Material for this task:
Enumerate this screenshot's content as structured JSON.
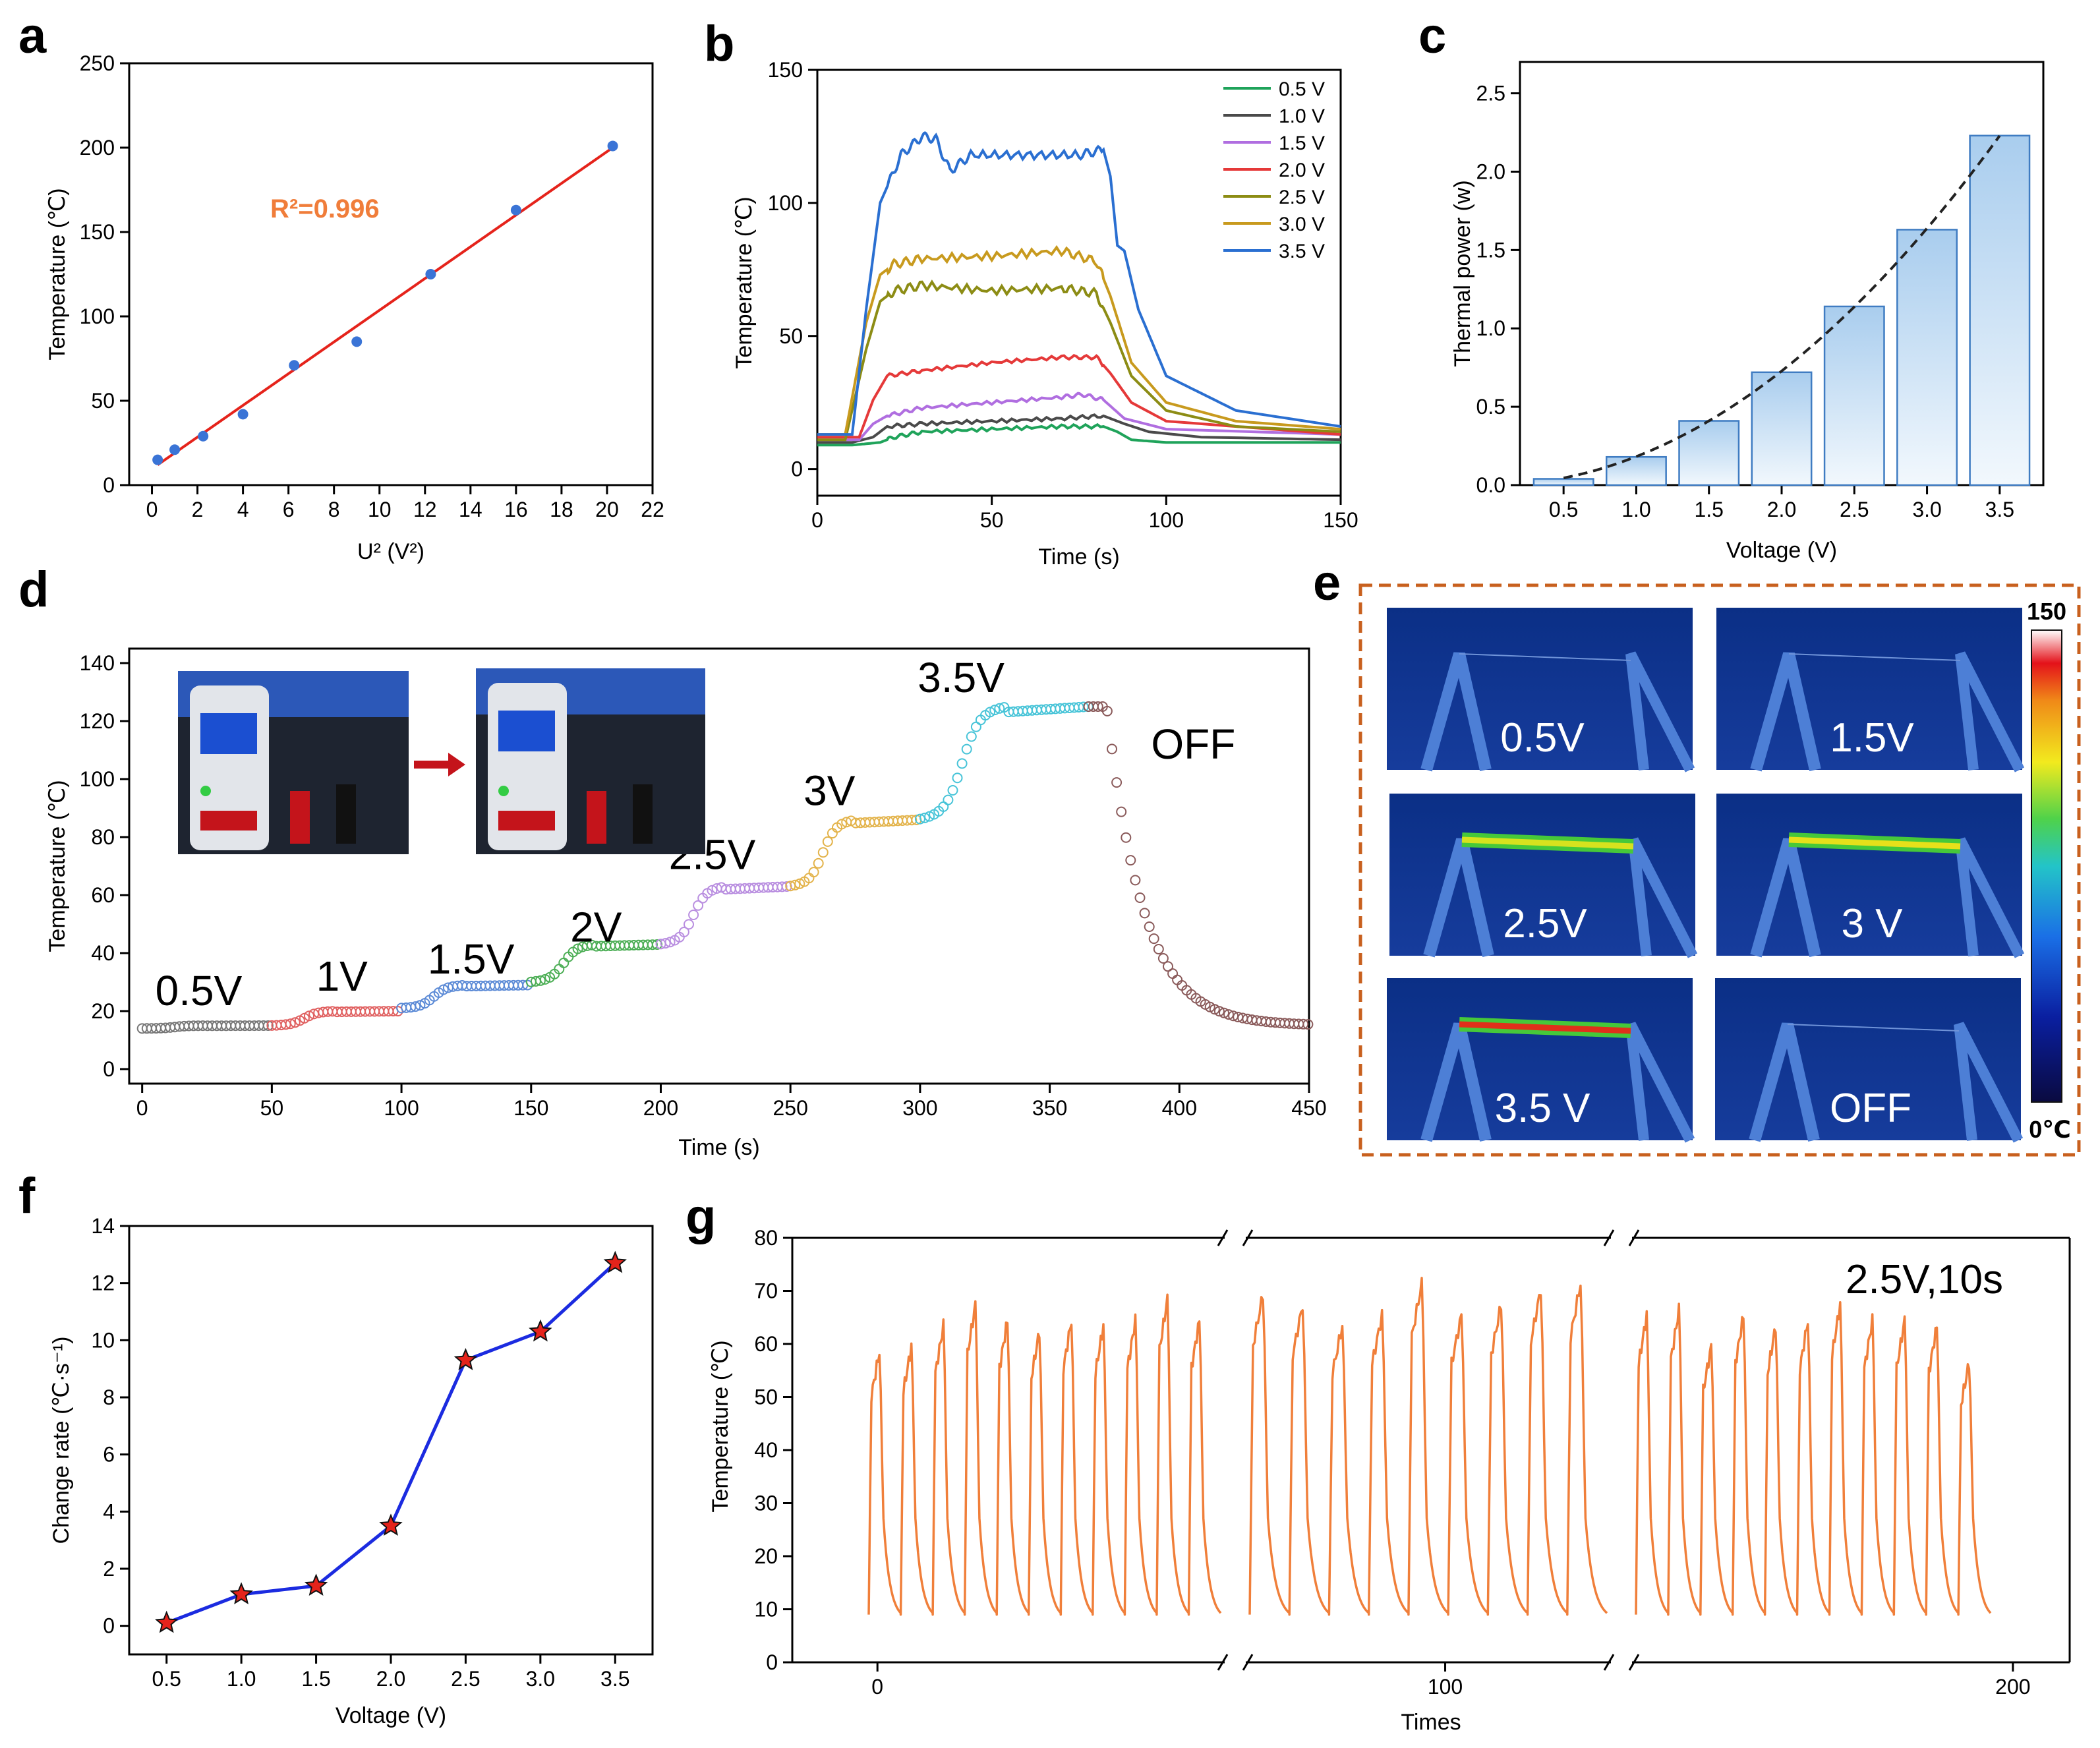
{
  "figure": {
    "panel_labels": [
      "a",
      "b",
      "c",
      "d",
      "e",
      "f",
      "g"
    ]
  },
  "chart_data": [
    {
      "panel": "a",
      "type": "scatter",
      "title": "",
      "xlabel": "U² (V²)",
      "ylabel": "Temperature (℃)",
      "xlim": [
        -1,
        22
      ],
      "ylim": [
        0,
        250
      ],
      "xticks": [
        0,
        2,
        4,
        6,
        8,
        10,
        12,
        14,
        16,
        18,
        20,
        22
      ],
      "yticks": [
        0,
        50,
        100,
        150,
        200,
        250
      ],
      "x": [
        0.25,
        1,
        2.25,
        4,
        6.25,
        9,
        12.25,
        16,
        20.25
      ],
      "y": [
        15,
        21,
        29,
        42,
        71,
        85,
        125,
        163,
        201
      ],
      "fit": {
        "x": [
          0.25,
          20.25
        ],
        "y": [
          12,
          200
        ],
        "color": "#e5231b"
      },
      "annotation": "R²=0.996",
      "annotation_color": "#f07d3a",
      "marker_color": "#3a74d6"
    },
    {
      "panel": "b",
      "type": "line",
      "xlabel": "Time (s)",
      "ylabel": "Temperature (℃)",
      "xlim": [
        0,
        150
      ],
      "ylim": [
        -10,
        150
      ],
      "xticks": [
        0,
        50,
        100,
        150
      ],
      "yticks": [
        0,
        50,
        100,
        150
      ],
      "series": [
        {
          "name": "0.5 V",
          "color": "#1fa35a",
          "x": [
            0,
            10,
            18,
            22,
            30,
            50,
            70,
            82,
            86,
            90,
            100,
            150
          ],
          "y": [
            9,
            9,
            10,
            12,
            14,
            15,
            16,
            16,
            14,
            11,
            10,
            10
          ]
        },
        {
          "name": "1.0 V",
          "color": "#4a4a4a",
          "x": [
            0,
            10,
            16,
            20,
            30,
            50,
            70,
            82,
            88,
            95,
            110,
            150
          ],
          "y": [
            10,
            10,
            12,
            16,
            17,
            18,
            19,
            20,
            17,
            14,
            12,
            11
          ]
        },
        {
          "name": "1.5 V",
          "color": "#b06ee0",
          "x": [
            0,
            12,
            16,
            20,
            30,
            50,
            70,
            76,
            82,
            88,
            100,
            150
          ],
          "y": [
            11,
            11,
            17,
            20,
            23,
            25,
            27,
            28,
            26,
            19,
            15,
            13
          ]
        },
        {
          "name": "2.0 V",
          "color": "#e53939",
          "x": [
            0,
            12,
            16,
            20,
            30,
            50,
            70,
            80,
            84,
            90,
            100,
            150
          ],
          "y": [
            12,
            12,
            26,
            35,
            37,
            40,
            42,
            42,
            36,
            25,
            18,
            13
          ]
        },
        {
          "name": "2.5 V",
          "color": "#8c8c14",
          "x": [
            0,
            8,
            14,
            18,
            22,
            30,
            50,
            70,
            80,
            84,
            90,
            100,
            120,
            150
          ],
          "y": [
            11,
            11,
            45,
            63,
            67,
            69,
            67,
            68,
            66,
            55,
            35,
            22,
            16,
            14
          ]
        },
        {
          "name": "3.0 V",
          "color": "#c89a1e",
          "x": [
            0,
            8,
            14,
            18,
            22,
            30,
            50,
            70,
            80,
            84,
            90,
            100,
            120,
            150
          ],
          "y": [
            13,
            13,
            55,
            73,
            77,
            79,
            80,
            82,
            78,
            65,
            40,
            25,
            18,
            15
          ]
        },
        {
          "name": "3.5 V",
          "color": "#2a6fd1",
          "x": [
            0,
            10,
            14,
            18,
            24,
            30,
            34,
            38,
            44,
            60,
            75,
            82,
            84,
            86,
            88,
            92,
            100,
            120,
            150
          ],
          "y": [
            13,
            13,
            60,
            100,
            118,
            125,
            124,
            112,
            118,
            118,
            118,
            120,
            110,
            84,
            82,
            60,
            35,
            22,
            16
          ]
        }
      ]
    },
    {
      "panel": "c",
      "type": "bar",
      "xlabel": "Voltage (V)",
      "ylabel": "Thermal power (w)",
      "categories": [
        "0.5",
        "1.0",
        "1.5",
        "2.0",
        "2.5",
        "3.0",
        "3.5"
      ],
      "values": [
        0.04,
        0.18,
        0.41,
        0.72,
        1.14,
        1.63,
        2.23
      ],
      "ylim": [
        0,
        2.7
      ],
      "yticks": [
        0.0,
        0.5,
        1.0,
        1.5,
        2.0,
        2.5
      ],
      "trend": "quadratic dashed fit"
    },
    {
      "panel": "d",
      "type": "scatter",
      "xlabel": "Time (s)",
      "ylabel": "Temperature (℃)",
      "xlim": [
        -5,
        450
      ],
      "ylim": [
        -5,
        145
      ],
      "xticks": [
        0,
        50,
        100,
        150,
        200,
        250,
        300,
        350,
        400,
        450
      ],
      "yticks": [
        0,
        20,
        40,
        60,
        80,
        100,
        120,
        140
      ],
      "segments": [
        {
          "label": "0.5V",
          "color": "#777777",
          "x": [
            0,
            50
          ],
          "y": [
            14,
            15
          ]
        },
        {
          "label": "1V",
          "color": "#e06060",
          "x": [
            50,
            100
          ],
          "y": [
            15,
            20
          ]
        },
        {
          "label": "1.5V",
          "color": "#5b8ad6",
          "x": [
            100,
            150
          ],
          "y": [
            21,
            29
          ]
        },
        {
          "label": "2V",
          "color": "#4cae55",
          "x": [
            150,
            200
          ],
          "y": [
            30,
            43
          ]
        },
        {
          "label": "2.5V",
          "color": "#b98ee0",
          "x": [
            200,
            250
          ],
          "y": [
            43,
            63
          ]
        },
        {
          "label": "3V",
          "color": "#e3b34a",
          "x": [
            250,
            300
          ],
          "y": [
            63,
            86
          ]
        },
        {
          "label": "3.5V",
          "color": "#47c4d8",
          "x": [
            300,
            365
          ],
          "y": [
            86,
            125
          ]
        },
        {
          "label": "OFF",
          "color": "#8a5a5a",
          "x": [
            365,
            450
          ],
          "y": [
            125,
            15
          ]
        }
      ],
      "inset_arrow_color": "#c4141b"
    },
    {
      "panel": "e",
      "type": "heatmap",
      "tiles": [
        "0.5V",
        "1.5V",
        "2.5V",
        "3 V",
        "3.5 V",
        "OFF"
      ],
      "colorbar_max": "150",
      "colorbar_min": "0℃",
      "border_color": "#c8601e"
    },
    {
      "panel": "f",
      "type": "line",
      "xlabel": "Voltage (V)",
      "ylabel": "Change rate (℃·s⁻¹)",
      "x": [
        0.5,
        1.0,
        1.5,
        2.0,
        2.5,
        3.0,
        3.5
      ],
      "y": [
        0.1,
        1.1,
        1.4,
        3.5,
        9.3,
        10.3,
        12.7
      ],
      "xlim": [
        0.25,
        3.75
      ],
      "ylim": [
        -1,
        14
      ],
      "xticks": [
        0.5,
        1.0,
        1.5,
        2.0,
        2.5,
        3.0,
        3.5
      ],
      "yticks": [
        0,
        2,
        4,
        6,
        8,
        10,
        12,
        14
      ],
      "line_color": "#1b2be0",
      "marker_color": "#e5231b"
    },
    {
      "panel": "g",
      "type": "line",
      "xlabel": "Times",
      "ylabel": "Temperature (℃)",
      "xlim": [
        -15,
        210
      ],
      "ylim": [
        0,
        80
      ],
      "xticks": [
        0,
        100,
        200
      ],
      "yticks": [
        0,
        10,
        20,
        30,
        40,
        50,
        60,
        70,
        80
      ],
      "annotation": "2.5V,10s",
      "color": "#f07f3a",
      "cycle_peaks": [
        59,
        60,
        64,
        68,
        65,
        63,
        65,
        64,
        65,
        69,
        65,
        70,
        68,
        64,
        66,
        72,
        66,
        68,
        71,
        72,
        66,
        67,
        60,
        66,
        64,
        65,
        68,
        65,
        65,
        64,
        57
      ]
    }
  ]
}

Instructions to follow:
In the lines above, find each one with "name" and list it.

Solution to the exercise:
          "name": "0.5 V",
          "name": "1.0 V",
          "name": "1.5 V",
          "name": "2.0 V",
          "name": "2.5 V",
          "name": "3.0 V",
          "name": "3.5 V",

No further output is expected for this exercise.